Copy every line, leaving nothing out and adding nothing.

Dataset entries
** Begin **

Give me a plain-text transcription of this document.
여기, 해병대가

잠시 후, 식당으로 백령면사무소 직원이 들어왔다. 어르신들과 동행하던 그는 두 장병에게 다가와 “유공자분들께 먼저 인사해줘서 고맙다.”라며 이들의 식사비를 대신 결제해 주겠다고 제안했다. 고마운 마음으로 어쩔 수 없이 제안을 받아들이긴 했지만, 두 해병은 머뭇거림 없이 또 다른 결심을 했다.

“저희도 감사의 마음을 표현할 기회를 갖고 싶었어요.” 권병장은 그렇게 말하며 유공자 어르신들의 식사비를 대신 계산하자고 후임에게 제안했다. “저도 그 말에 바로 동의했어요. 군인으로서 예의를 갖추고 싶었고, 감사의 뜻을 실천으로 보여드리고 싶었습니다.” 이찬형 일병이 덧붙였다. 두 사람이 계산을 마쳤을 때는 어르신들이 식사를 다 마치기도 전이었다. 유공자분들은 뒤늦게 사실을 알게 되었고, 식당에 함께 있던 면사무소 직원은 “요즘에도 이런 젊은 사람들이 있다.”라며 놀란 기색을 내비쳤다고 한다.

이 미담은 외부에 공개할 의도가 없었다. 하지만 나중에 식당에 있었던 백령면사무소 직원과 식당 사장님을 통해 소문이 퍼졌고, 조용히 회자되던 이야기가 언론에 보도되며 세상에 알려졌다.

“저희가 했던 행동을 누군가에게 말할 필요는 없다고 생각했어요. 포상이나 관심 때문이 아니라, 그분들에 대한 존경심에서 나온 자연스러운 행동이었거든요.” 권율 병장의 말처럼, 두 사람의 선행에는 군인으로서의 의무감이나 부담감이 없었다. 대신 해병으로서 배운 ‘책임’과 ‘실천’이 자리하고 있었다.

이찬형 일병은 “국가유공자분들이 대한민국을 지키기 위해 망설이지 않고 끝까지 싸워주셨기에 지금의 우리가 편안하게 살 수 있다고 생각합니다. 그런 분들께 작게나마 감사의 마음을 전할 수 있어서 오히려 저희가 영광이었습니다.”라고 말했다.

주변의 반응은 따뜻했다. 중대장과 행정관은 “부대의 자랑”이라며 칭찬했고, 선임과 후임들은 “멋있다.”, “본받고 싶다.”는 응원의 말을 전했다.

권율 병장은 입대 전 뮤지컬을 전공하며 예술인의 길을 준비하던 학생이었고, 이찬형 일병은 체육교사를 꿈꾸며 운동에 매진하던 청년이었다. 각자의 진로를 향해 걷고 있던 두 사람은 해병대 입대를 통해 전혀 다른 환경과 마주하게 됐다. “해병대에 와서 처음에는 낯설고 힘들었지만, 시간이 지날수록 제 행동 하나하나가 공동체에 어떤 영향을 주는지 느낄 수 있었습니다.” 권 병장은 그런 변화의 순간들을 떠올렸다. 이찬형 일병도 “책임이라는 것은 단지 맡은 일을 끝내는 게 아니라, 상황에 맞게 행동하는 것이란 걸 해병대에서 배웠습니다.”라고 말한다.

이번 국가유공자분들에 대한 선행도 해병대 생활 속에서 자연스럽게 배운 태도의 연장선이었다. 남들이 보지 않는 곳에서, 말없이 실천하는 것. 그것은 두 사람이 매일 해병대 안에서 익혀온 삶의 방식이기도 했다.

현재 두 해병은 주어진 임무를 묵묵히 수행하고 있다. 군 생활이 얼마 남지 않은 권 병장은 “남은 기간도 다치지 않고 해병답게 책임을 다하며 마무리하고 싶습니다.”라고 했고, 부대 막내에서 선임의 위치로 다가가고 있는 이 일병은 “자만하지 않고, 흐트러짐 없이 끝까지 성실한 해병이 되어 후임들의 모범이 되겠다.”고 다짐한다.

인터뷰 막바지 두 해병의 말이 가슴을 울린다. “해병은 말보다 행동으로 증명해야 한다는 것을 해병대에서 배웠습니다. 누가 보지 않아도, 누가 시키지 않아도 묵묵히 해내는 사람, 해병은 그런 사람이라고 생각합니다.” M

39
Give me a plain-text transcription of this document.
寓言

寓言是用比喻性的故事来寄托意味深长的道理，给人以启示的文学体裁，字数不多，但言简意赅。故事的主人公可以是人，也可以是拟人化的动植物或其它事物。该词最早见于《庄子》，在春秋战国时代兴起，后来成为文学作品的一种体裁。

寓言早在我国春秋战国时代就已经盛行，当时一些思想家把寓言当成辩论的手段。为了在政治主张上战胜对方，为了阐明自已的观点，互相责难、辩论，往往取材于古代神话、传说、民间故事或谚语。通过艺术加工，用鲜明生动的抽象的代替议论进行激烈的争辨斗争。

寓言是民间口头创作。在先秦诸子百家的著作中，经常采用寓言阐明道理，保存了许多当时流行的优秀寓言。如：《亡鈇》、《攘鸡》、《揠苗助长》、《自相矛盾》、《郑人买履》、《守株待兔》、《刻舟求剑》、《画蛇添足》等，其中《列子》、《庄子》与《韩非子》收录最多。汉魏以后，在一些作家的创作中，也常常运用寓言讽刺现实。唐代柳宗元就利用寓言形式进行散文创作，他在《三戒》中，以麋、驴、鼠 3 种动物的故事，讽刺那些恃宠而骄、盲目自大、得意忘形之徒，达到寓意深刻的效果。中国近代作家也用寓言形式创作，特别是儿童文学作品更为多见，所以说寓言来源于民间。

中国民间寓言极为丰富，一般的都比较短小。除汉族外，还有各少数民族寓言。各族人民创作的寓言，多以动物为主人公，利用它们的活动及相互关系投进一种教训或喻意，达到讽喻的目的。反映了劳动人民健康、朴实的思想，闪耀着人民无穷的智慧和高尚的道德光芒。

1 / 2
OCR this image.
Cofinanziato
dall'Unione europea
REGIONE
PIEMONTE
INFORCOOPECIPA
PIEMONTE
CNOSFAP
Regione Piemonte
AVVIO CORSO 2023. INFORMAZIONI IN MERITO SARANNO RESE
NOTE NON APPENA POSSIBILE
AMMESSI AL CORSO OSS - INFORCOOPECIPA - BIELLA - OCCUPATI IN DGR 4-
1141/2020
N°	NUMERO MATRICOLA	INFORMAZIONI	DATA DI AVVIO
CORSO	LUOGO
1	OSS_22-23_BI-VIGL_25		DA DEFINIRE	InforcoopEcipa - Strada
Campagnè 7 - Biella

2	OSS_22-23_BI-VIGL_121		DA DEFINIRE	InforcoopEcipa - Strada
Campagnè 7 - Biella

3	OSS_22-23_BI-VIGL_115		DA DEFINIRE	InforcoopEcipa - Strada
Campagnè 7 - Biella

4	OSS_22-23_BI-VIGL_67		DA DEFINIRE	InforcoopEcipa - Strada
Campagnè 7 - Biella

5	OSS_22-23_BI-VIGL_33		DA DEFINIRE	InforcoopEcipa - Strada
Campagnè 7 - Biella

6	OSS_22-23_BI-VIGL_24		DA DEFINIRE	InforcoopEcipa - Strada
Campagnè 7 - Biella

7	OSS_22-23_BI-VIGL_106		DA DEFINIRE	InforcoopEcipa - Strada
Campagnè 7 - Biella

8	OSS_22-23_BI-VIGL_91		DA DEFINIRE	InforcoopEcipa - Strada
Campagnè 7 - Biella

** End **

--- Full response ---
Give me a plain-text transcription of this document.
여기, 해병대가

잠시 후, 식당으로 백령면사무소 직원이 들어왔다. 어르신들과 동행하던 그는 두 장병에게 다가와 “유공자분들께 먼저 인사해줘서 고맙다.”라며 이들의 식사비를 대신 결제해 주겠다고 제안했다. 고마운 마음으로 어쩔 수 없이 제안을 받아들이긴 했지만, 두 해병은 머뭇거림 없이 또 다른 결심을 했다.

“저희도 감사의 마음을 표현할 기회를 갖고 싶었어요.” 권병장은 그렇게 말하며 유공자 어르신들의 식사비를 대신 계산하자고 후임에게 제안했다. “저도 그 말에 바로 동의했어요. 군인으로서 예의를 갖추고 싶었고, 감사의 뜻을 실천으로 보여드리고 싶었습니다.” 이찬형 일병이 덧붙였다. 두 사람이 계산을 마쳤을 때는 어르신들이 식사를 다 마치기도 전이었다. 유공자분들은 뒤늦게 사실을 알게 되었고, 식당에 함께 있던 면사무소 직원은 “요즘에도 이런 젊은 사람들이 있다.”라며 놀란 기색을 내비쳤다고 한다.

이 미담은 외부에 공개할 의도가 없었다. 하지만 나중에 식당에 있었던 백령면사무소 직원과 식당 사장님을 통해 소문이 퍼졌고, 조용히 회자되던 이야기가 언론에 보도되며 세상에 알려졌다.

“저희가 했던 행동을 누군가에게 말할 필요는 없다고 생각했어요. 포상이나 관심 때문이 아니라, 그분들에 대한 존경심에서 나온 자연스러운 행동이었거든요.” 권율 병장의 말처럼, 두 사람의 선행에는 군인으로서의 의무감이나 부담감이 없었다. 대신 해병으로서 배운 ‘책임’과 ‘실천’이 자리하고 있었다.

이찬형 일병은 “국가유공자분들이 대한민국을 지키기 위해 망설이지 않고 끝까지 싸워주셨기에 지금의 우리가 편안하게 살 수 있다고 생각합니다. 그런 분들께 작게나마 감사의 마음을 전할 수 있어서 오히려 저희가 영광이었습니다.”라고 말했다.

주변의 반응은 따뜻했다. 중대장과 행정관은 “부대의 자랑”이라며 칭찬했고, 선임과 후임들은 “멋있다.”, “본받고 싶다.”는 응원의 말을 전했다.

권율 병장은 입대 전 뮤지컬을 전공하며 예술인의 길을 준비하던 학생이었고, 이찬형 일병은 체육교사를 꿈꾸며 운동에 매진하던 청년이었다. 각자의 진로를 향해 걷고 있던 두 사람은 해병대 입대를 통해 전혀 다른 환경과 마주하게 됐다. “해병대에 와서 처음에는 낯설고 힘들었지만, 시간이 지날수록 제 행동 하나하나가 공동체에 어떤 영향을 주는지 느낄 수 있었습니다.” 권 병장은 그런 변화의 순간들을 떠올렸다. 이찬형 일병도 “책임이라는 것은 단지 맡은 일을 끝내는 게 아니라, 상황에 맞게 행동하는 것이란 걸 해병대에서 배웠습니다.”라고 말한다.

이번 국가유공자분들에 대한 선행도 해병대 생활 속에서 자연스럽게 배운 태도의 연장선이었다. 남들이 보지 않는 곳에서, 말없이 실천하는 것. 그것은 두 사람이 매일 해병대 안에서 익혀온 삶의 방식이기도 했다.

현재 두 해병은 주어진 임무를 묵묵히 수행하고 있다. 군 생활이 얼마 남지 않은 권 병장은 “남은 기간도 다치지 않고 해병답게 책임을 다하며 마무리하고 싶습니다.”라고 했고, 부대 막내에서 선임의 위치로 다가가고 있는 이 일병은 “자만하지 않고, 흐트러짐 없이 끝까지 성실한 해병이 되어 후임들의 모범이 되겠다.”고 다짐한다.

인터뷰 막바지 두 해병의 말이 가슴을 울린다. “해병은 말보다 행동으로 증명해야 한다는 것을 해병대에서 배웠습니다. 누가 보지 않아도, 누가 시키지 않아도 묵묵히 해내는 사람, 해병은 그런 사람이라고 생각합니다.” M

39
Give me a plain-text transcription of this document.
寓言

寓言是用比喻性的故事来寄托意味深长的道理，给人以启示的文学体裁，字数不多，但言简意赅。故事的主人公可以是人，也可以是拟人化的动植物或其它事物。该词最早见于《庄子》，在春秋战国时代兴起，后来成为文学作品的一种体裁。

寓言早在我国春秋战国时代就已经盛行，当时一些思想家把寓言当成辩论的手段。为了在政治主张上战胜对方，为了阐明自已的观点，互相责难、辩论，往往取材于古代神话、传说、民间故事或谚语。通过艺术加工，用鲜明生动的抽象的代替议论进行激烈的争辨斗争。

寓言是民间口头创作。在先秦诸子百家的著作中，经常采用寓言阐明道理，保存了许多当时流行的优秀寓言。如：《亡鈇》、《攘鸡》、《揠苗助长》、《自相矛盾》、《郑人买履》、《守株待兔》、《刻舟求剑》、《画蛇添足》等，其中《列子》、《庄子》与《韩非子》收录最多。汉魏以后，在一些作家的创作中，也常常运用寓言讽刺现实。唐代柳宗元就利用寓言形式进行散文创作，他在《三戒》中，以麋、驴、鼠 3 种动物的故事，讽刺那些恃宠而骄、盲目自大、得意忘形之徒，达到寓意深刻的效果。中国近代作家也用寓言形式创作，特别是儿童文学作品更为多见，所以说寓言来源于民间。

中国民间寓言极为丰富，一般的都比较短小。除汉族外，还有各少数民族寓言。各族人民创作的寓言，多以动物为主人公，利用它们的活动及相互关系投进一种教训或喻意，达到讽喻的目的。反映了劳动人民健康、朴实的思想，闪耀着人民无穷的智慧和高尚的道德光芒。

1 / 2
OCR this image.
Cofinanziato
dall'Unione europea
REGIONE
PIEMONTE
INFORCOOPECIPA
PIEMONTE
CNOSFAP
Regione Piemonte
AVVIO CORSO 2023. INFORMAZIONI IN MERITO SARANNO RESE
NOTE NON APPENA POSSIBILE
AMMESSI AL CORSO OSS - INFORCOOPECIPA - BIELLA - OCCUPATI IN DGR 4-
1141/2020
N°	NUMERO MATRICOLA	INFORMAZIONI	DATA DI AVVIO
CORSO	LUOGO
1	OSS_22-23_BI-VIGL_25		DA DEFINIRE	InforcoopEcipa - Strada
Campagnè 7 - Biella

2	OSS_22-23_BI-VIGL_121		DA DEFINIRE	InforcoopEcipa - Strada
Campagnè 7 - Biella

3	OSS_22-23_BI-VIGL_115		DA DEFINIRE	InforcoopEcipa - Strada
Campagnè 7 - Biella

4	OSS_22-23_BI-VIGL_67		DA DEFINIRE	InforcoopEcipa - Strada
Campagnè 7 - Biella

5	OSS_22-23_BI-VIGL_33		DA DEFINIRE	InforcoopEcipa - Strada
Campagnè 7 - Biella

6	OSS_22-23_BI-VIGL_24		DA DEFINIRE	InforcoopEcipa - Strada
Campagnè 7 - Biella

7	OSS_22-23_BI-VIGL_106		DA DEFINIRE	InforcoopEcipa - Strada
Campagnè 7 - Biella

8	OSS_22-23_BI-VIGL_91		DA DEFINIRE	InforcoopEcipa - Strada
Campagnè 7 - Biella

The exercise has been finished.